WHAT THIS TASK INVOLVES = Return the following lines and nothing else: the one holding "Transcribe the text in this document." and all those after it in the records below, unchanged, minus any pictures.

** Start **

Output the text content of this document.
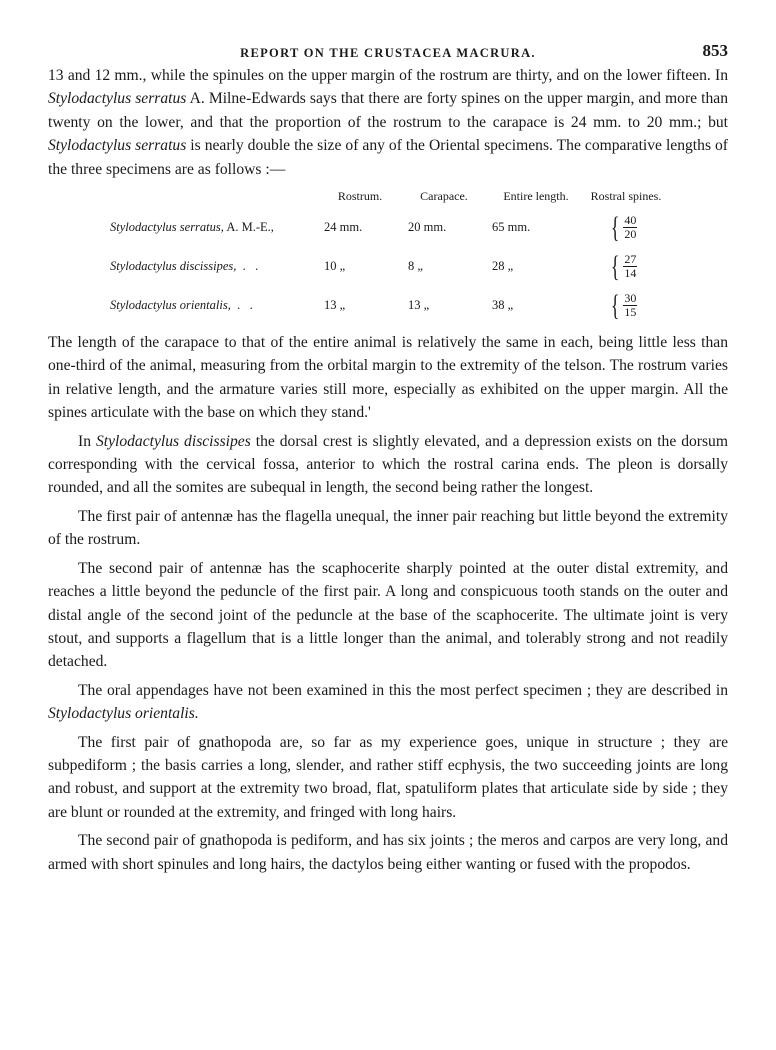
REPORT ON THE CRUSTACEA MACRURA.	853

13 and 12 mm., while the spinules on the upper margin of the rostrum are thirty, and on the lower fifteen. In Stylodactylus serratus A. Milne-Edwards says that there are forty spines on the upper margin, and more than twenty on the lower, and that the proportion of the rostrum to the carapace is 24 mm. to 20 mm.; but Stylodactylus serratus is nearly double the size of any of the Oriental specimens. The comparative lengths of the three specimens are as follows :—

	Rostrum.	Carapace.	Entire length.	Rostral spines.
Stylodactylus serratus, A. M.-E.,	24 mm.	20 mm.	65 mm.	{ $\frac{40}{20}$

Stylodactylus discissipes,  .   .	10 „	8 „	28 „	{ $\frac{27}{14}$

Stylodactylus orientalis,  .   .	13 „	13 „	38 „	{ $\frac{30}{15}$

The length of the carapace to that of the entire animal is relatively the same in each, being little less than one-third of the animal, measuring from the orbital margin to the extremity of the telson. The rostrum varies in relative length, and the armature varies still more, especially as exhibited on the upper margin. All the spines articulate with the base on which they stand.'

In Stylodactylus discissipes the dorsal crest is slightly elevated, and a depression exists on the dorsum corresponding with the cervical fossa, anterior to which the rostral carina ends. The pleon is dorsally rounded, and all the somites are subequal in length, the second being rather the longest.

The first pair of antennæ has the flagella unequal, the inner pair reaching but little beyond the extremity of the rostrum.

The second pair of antennæ has the scaphocerite sharply pointed at the outer distal extremity, and reaches a little beyond the peduncle of the first pair. A long and conspicuous tooth stands on the outer and distal angle of the second joint of the peduncle at the base of the scaphocerite. The ultimate joint is very stout, and supports a flagellum that is a little longer than the animal, and tolerably strong and not readily detached.

The oral appendages have not been examined in this the most perfect specimen ; they are described in Stylodactylus orientalis.

The first pair of gnathopoda are, so far as my experience goes, unique in structure ; they are subpediform ; the basis carries a long, slender, and rather stiff ecphysis, the two succeeding joints are long and robust, and support at the extremity two broad, flat, spatuliform plates that articulate side by side ; they are blunt or rounded at the extremity, and fringed with long hairs.

The second pair of gnathopoda is pediform, and has six joints ; the meros and carpos are very long, and armed with short spinules and long hairs, the dactylos being either wanting or fused with the propodos.
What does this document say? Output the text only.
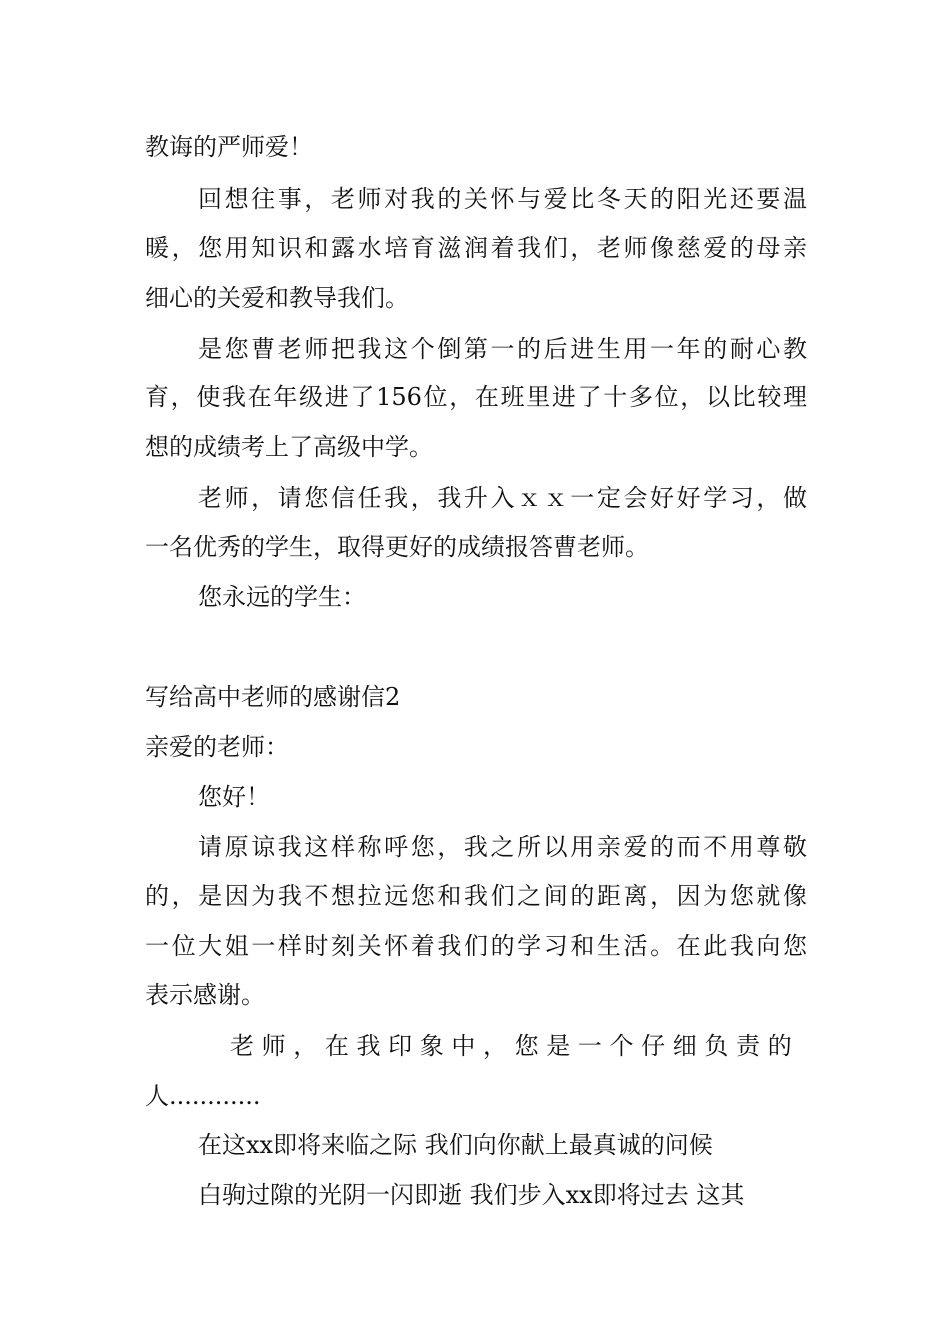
教诲的严师爱！
回想往事，老师对我的关怀与爱比冬天的阳光还要温
暖，您用知识和露水培育滋润着我们，老师像慈爱的母亲
细心的关爱和教导我们。
是您曹老师把我这个倒第一的后进生用一年的耐心教
育，使我在年级进了156位，在班里进了十多位，以比较理
想的成绩考上了高级中学。
老师，请您信任我，我升入ｘｘ一定会好好学习，做
一名优秀的学生，取得更好的成绩报答曹老师。
您永远的学生：
写给高中老师的感谢信2
亲爱的老师：
您好！
请原谅我这样称呼您，我之所以用亲爱的而不用尊敬
的，是因为我不想拉远您和我们之间的距离，因为您就像
一位大姐一样时刻关怀着我们的学习和生活。在此我向您
表示感谢。
老 师 ， 在 我 印 象 中 ， 您 是 一 个 仔 细 负 责 的
人............
在这xx即将来临之际 我们向你献上最真诚的问候
白驹过隙的光阴一闪即逝 我们步入xx即将过去 这其
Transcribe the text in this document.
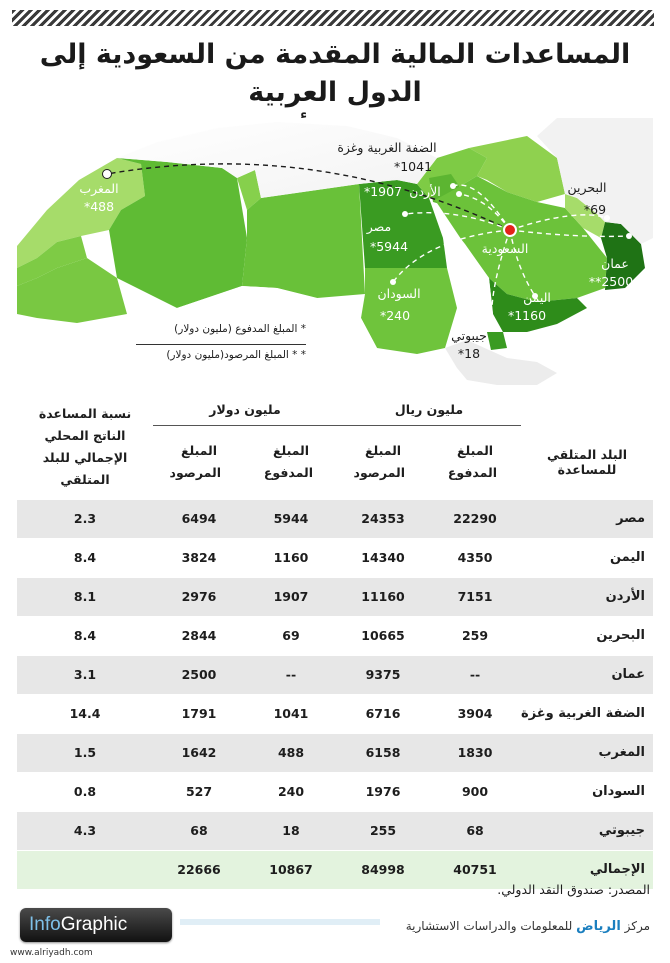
المساعدات المالية المقدمة من السعودية إلى الدول العربية
المغرب
488*
الضفة الغربية وغزة
1041*
الأردن
1907*
مصر
5944*	السعودية
البحرين
69*
عمان
2500**
اليمن
1160*
السودان
240*
جيبوتي
18*
* المبلغ المدفوع (مليون دولار)
* * المبلغ المرصود(مليون دولار)
البلد المتلقي للمساعدة	مليون ريال		مليون دولار		نسبة المساعدة الناتج المحلي الإجمالي للبلد المتلقي
	المبلغ المدفوع	المبلغ المرصود	المبلغ المدفوع	المبلغ المرصود	
مصر	22290	24353	5944	6494	2.3
اليمن	4350	14340	1160	3824	8.4
الأردن	7151	11160	1907	2976	8.1
البحرين	259	10665	69	2844	8.4
عمان	--	9375	--	2500	3.1
الضفة الغربية وغزة	3904	6716	1041	1791	14.4
المغرب	1830	6158	488	1642	1.5
السودان	900	1976	240	527	0.8
جيبوتي	68	255	18	68	4.3
الإجمالي	40751	84998	10867	22666	
المصدر: صندوق النقد الدولي.
InfoGraphic
www.alriyadh.com
مركز الرياض للمعلومات والدراسات الاستشارية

** End **

RESPONSE TO THE EXERCISE =
Transcribe the text in this document.
المساعدات المالية المقدمة من السعودية إلى الدول العربية
المغرب
488*
الضفة الغربية وغزة
1041*
الأردن
1907*
مصر
5944*	السعودية
البحرين
69*
عمان
2500**
اليمن
1160*
السودان
240*
جيبوتي
18*
* المبلغ المدفوع (مليون دولار)
* * المبلغ المرصود(مليون دولار)
البلد المتلقي للمساعدة	مليون ريال		مليون دولار		نسبة المساعدة الناتج المحلي الإجمالي للبلد المتلقي
	المبلغ المدفوع	المبلغ المرصود	المبلغ المدفوع	المبلغ المرصود	
مصر	22290	24353	5944	6494	2.3
اليمن	4350	14340	1160	3824	8.4
الأردن	7151	11160	1907	2976	8.1
البحرين	259	10665	69	2844	8.4
عمان	--	9375	--	2500	3.1
الضفة الغربية وغزة	3904	6716	1041	1791	14.4
المغرب	1830	6158	488	1642	1.5
السودان	900	1976	240	527	0.8
جيبوتي	68	255	18	68	4.3
الإجمالي	40751	84998	10867	22666	
المصدر: صندوق النقد الدولي.
InfoGraphic
www.alriyadh.com
مركز الرياض للمعلومات والدراسات الاستشارية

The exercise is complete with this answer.